## What is required
Using the entries that follow, collect the lines where the word "отказе" appears.

— START OF Data for this task —

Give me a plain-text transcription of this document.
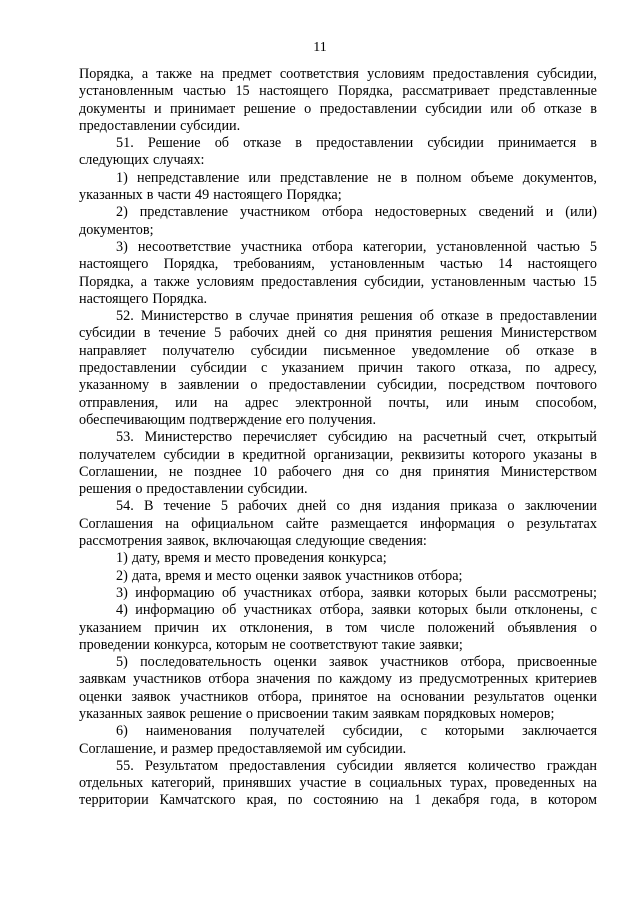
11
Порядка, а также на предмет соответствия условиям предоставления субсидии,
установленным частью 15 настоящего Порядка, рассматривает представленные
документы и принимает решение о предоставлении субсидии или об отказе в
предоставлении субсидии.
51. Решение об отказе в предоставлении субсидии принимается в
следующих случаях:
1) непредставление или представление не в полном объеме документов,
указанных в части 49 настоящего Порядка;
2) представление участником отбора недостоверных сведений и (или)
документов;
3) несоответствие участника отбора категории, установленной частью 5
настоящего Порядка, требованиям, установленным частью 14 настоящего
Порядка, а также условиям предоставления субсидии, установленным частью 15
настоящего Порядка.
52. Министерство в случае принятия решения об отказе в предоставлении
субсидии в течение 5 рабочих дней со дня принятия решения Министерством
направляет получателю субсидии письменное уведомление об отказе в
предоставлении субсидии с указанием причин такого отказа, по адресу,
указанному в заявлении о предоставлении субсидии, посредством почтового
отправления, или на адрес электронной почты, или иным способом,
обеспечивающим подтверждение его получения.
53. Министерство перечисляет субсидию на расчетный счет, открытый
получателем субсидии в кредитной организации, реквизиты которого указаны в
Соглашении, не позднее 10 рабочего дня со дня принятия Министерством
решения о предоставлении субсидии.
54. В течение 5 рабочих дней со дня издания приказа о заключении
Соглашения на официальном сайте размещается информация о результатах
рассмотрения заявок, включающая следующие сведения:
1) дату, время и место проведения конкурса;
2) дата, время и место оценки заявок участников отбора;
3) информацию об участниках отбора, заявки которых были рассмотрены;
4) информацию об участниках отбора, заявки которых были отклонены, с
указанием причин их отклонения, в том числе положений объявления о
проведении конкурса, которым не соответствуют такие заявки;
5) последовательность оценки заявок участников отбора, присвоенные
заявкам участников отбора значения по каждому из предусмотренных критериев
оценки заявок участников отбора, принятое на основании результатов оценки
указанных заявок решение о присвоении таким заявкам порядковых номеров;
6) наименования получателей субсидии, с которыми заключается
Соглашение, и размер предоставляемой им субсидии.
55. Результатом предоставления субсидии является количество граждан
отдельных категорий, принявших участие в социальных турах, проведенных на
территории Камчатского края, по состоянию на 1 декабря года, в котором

— END OF Data for this task —
— START OF Data for this task —

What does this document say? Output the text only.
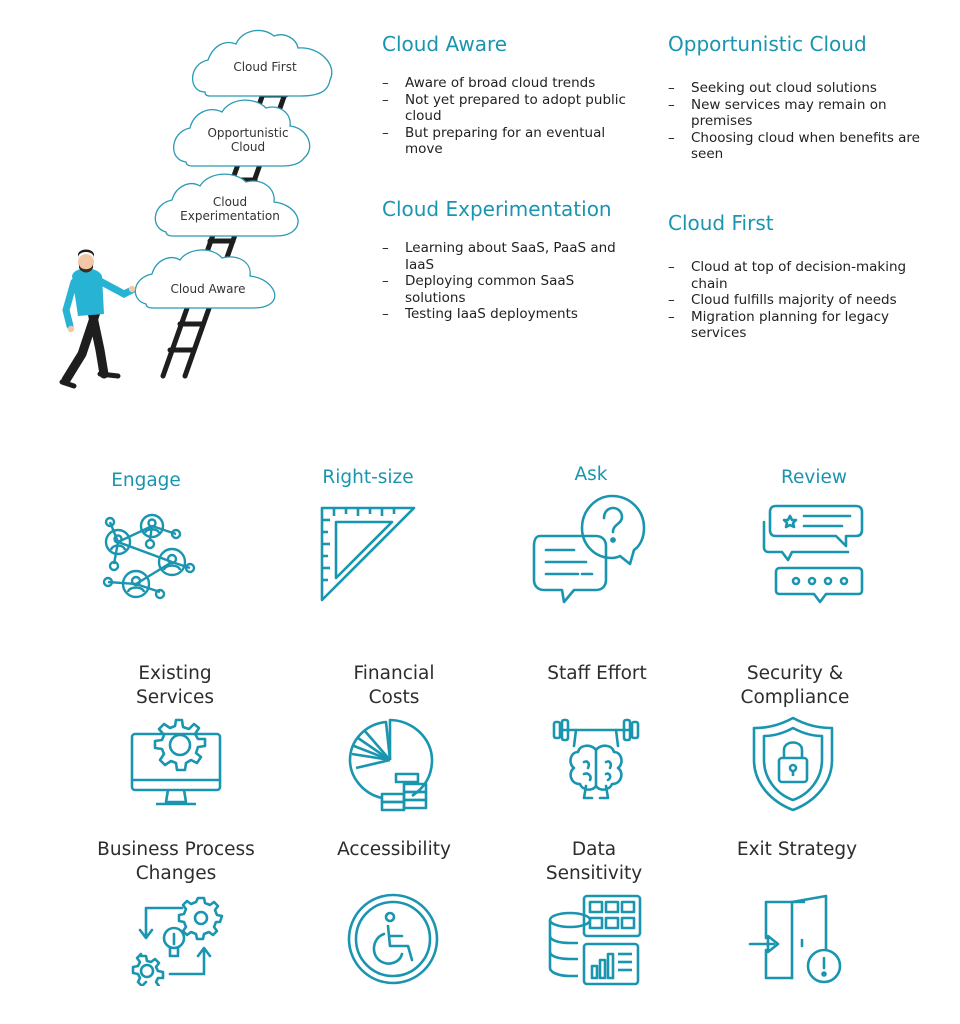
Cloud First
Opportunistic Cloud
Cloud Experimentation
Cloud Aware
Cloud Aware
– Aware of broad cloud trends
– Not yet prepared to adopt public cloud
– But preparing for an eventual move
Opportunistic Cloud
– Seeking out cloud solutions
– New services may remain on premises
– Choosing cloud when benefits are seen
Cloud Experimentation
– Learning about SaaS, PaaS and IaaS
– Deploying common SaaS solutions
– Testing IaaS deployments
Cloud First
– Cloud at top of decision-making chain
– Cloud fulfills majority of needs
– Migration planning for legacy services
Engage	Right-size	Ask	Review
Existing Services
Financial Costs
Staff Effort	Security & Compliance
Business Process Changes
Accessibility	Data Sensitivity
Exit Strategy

— END OF Data for this task —

## Final result
документы и принимает решение о предоставлении субсидии или об отказе в
51. Решение об отказе в предоставлении субсидии принимается в
52. Министерство в случае принятия решения об отказе в предоставлении
направляет получателю субсидии письменное уведомление об отказе в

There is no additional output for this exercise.